(Stored records)

'''

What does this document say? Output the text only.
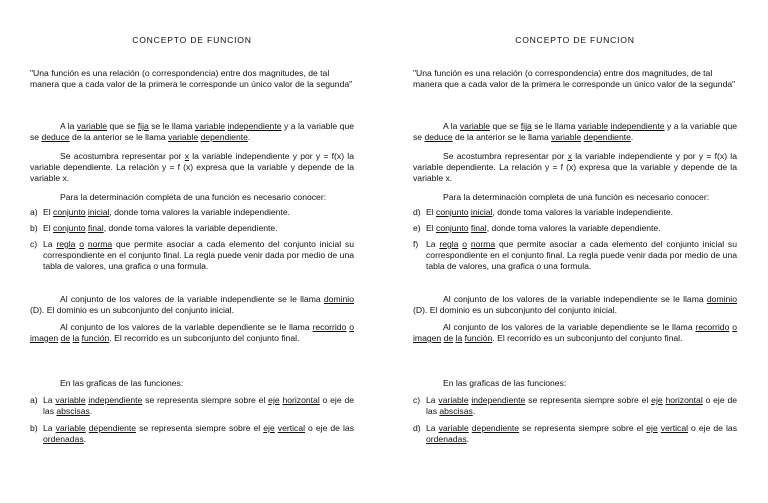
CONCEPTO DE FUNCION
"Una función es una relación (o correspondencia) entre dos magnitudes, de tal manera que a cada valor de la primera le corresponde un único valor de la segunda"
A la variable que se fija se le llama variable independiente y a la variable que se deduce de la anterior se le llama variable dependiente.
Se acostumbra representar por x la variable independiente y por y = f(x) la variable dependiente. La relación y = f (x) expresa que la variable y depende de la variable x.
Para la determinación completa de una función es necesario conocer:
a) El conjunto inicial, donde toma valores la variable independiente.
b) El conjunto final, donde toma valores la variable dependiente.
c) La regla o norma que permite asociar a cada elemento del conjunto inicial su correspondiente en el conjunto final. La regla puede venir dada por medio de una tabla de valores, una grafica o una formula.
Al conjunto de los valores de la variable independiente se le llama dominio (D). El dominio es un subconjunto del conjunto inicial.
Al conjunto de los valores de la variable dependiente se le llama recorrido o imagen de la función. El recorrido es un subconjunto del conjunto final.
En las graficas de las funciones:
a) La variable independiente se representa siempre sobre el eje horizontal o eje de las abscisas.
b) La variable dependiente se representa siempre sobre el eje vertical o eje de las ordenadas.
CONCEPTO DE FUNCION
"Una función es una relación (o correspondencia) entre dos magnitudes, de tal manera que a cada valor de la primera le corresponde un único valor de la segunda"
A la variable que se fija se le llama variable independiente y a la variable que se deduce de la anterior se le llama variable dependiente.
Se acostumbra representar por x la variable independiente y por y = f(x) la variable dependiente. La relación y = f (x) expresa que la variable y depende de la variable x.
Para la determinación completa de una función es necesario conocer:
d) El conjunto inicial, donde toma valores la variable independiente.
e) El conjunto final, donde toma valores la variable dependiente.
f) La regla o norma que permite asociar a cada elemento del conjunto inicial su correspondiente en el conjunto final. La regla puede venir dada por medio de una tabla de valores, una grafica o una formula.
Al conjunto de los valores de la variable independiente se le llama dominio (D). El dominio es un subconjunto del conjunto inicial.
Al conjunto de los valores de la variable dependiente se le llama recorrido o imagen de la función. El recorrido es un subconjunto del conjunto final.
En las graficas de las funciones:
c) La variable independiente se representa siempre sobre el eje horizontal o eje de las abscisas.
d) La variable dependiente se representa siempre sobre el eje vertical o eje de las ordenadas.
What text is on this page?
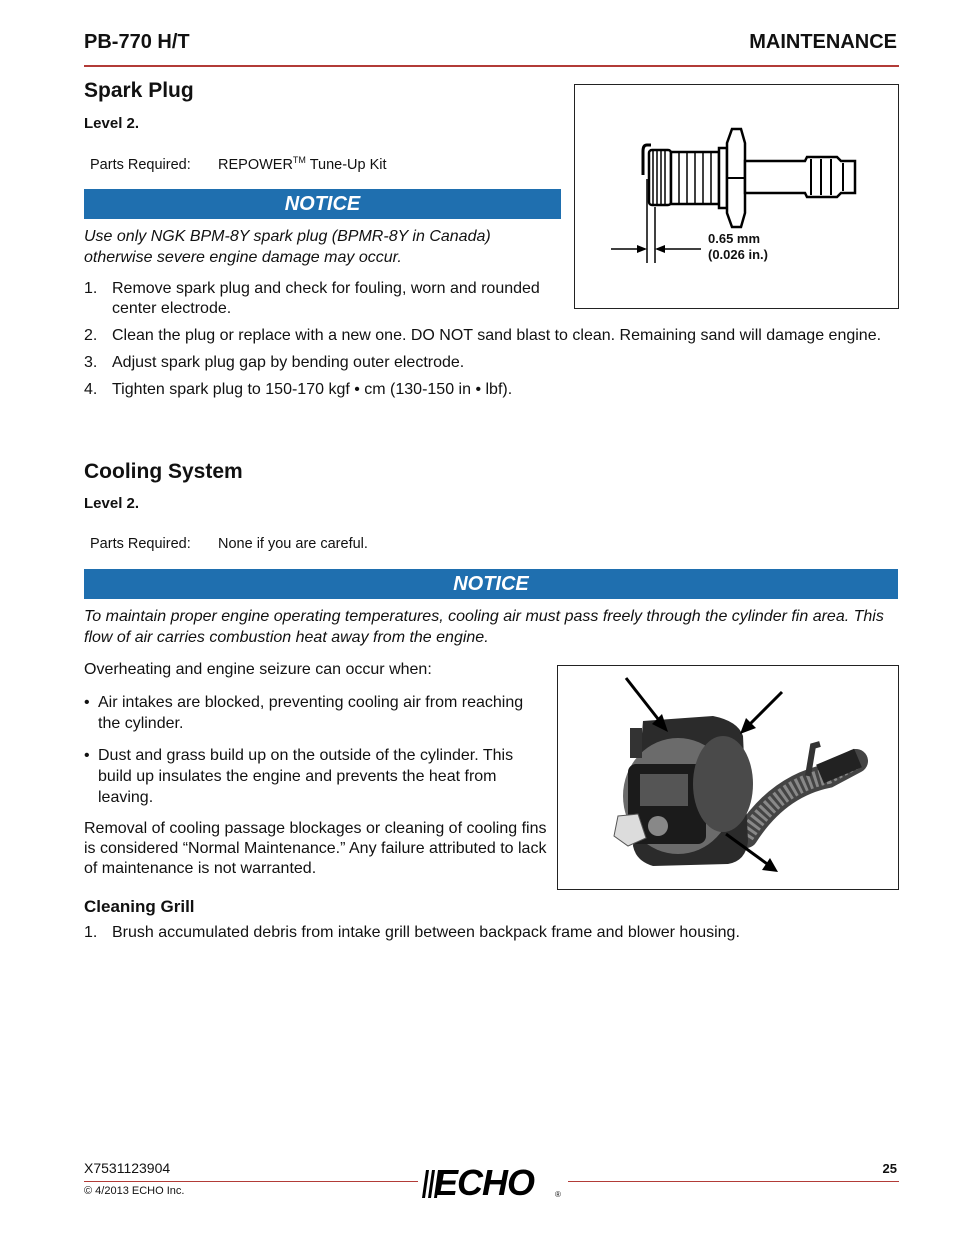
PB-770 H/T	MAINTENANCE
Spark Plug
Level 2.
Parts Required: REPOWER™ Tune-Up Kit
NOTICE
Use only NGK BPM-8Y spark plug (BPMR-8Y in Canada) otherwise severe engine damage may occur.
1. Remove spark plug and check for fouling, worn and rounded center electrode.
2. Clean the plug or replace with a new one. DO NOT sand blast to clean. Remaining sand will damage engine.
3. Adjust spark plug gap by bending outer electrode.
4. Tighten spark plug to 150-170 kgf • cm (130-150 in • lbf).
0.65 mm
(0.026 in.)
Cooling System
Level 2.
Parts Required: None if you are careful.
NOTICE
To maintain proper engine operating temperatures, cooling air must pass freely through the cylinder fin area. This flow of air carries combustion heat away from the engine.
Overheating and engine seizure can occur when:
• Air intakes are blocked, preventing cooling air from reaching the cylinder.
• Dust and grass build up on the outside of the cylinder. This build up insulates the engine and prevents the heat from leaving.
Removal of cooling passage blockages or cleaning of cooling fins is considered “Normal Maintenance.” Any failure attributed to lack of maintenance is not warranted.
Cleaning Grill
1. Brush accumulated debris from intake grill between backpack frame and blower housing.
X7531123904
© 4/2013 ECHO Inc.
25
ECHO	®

'''

:: Job ::
Transcribe every record above exactly, leaving out the pictures.

:: In response ::
What does this document say? Output the text only.
CONCEPTO DE FUNCION
"Una función es una relación (o correspondencia) entre dos magnitudes, de tal manera que a cada valor de la primera le corresponde un único valor de la segunda"
A la variable que se fija se le llama variable independiente y a la variable que se deduce de la anterior se le llama variable dependiente.
Se acostumbra representar por x la variable independiente y por y = f(x) la variable dependiente. La relación y = f (x) expresa que la variable y depende de la variable x.
Para la determinación completa de una función es necesario conocer:
a) El conjunto inicial, donde toma valores la variable independiente.
b) El conjunto final, donde toma valores la variable dependiente.
c) La regla o norma que permite asociar a cada elemento del conjunto inicial su correspondiente en el conjunto final. La regla puede venir dada por medio de una tabla de valores, una grafica o una formula.
Al conjunto de los valores de la variable independiente se le llama dominio (D). El dominio es un subconjunto del conjunto inicial.
Al conjunto de los valores de la variable dependiente se le llama recorrido o imagen de la función. El recorrido es un subconjunto del conjunto final.
En las graficas de las funciones:
a) La variable independiente se representa siempre sobre el eje horizontal o eje de las abscisas.
b) La variable dependiente se representa siempre sobre el eje vertical o eje de las ordenadas.
CONCEPTO DE FUNCION
"Una función es una relación (o correspondencia) entre dos magnitudes, de tal manera que a cada valor de la primera le corresponde un único valor de la segunda"
A la variable que se fija se le llama variable independiente y a la variable que se deduce de la anterior se le llama variable dependiente.
Se acostumbra representar por x la variable independiente y por y = f(x) la variable dependiente. La relación y = f (x) expresa que la variable y depende de la variable x.
Para la determinación completa de una función es necesario conocer:
d) El conjunto inicial, donde toma valores la variable independiente.
e) El conjunto final, donde toma valores la variable dependiente.
f) La regla o norma que permite asociar a cada elemento del conjunto inicial su correspondiente en el conjunto final. La regla puede venir dada por medio de una tabla de valores, una grafica o una formula.
Al conjunto de los valores de la variable independiente se le llama dominio (D). El dominio es un subconjunto del conjunto inicial.
Al conjunto de los valores de la variable dependiente se le llama recorrido o imagen de la función. El recorrido es un subconjunto del conjunto final.
En las graficas de las funciones:
c) La variable independiente se representa siempre sobre el eje horizontal o eje de las abscisas.
d) La variable dependiente se representa siempre sobre el eje vertical o eje de las ordenadas.
What text is on this page?
PB-770 H/T	MAINTENANCE
Spark Plug
Level 2.
Parts Required: REPOWER™ Tune-Up Kit
NOTICE
Use only NGK BPM-8Y spark plug (BPMR-8Y in Canada) otherwise severe engine damage may occur.
1. Remove spark plug and check for fouling, worn and rounded center electrode.
2. Clean the plug or replace with a new one. DO NOT sand blast to clean. Remaining sand will damage engine.
3. Adjust spark plug gap by bending outer electrode.
4. Tighten spark plug to 150-170 kgf • cm (130-150 in • lbf).
0.65 mm
(0.026 in.)
Cooling System
Level 2.
Parts Required: None if you are careful.
NOTICE
To maintain proper engine operating temperatures, cooling air must pass freely through the cylinder fin area. This flow of air carries combustion heat away from the engine.
Overheating and engine seizure can occur when:
• Air intakes are blocked, preventing cooling air from reaching the cylinder.
• Dust and grass build up on the outside of the cylinder. This build up insulates the engine and prevents the heat from leaving.
Removal of cooling passage blockages or cleaning of cooling fins is considered “Normal Maintenance.” Any failure attributed to lack of maintenance is not warranted.
Cleaning Grill
1. Brush accumulated debris from intake grill between backpack frame and blower housing.
X7531123904
© 4/2013 ECHO Inc.
25
ECHO	®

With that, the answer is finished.